--- start of Items ---

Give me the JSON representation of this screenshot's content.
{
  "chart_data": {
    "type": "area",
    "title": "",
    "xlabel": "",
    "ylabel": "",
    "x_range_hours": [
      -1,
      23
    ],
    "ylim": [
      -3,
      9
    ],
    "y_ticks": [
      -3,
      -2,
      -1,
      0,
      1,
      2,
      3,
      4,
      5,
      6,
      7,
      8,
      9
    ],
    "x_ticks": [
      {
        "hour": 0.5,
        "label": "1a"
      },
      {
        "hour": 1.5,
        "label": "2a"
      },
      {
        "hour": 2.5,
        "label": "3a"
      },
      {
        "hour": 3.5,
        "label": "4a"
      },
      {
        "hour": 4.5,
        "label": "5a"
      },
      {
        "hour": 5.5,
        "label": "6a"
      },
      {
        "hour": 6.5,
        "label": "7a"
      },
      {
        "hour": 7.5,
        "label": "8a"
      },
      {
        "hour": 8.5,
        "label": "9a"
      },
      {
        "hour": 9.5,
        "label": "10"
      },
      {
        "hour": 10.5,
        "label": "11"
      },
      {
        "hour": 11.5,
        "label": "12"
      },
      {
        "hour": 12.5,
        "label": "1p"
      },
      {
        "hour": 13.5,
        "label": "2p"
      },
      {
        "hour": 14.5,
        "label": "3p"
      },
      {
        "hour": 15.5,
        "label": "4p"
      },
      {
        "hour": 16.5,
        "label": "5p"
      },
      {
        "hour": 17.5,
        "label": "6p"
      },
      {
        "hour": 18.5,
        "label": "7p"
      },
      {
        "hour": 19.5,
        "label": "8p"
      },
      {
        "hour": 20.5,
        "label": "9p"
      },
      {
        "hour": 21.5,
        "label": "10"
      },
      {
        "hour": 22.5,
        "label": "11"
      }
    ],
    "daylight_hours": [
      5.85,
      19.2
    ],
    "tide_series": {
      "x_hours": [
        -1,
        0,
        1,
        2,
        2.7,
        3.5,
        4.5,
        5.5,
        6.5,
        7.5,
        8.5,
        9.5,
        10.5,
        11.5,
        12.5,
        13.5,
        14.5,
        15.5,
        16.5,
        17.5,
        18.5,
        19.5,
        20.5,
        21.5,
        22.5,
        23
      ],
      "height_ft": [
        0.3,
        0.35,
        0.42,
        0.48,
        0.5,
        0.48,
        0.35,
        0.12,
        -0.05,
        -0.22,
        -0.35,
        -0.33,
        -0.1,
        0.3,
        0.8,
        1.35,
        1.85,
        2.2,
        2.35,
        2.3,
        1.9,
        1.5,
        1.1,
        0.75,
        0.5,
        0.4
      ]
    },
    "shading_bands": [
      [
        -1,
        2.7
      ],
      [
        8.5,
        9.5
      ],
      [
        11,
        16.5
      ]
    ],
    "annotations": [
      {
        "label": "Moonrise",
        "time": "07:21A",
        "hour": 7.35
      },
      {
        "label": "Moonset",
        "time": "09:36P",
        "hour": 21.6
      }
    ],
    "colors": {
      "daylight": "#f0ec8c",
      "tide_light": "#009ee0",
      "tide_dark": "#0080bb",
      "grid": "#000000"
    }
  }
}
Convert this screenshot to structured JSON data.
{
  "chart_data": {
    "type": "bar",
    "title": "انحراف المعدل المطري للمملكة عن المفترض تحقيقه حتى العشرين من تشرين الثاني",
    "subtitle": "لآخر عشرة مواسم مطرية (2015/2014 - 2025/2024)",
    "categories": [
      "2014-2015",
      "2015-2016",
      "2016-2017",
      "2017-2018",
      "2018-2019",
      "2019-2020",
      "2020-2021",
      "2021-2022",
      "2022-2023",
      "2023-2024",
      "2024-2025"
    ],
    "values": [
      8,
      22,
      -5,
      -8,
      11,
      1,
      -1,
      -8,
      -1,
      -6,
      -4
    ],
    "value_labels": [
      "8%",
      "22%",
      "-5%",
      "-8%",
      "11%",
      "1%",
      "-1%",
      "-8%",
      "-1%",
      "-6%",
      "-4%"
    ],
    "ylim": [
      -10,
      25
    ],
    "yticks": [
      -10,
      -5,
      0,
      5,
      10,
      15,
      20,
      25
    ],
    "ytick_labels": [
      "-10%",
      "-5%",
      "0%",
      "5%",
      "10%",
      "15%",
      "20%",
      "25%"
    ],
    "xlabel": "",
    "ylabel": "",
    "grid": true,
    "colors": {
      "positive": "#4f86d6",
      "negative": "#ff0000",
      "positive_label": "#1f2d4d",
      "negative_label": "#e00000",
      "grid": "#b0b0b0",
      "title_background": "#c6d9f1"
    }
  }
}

--- end of Items ---

Pick every line with "screenshot" in it and copy it.

Solution below:
Give me the JSON representation of this screenshot's content.
Convert this screenshot to structured JSON data.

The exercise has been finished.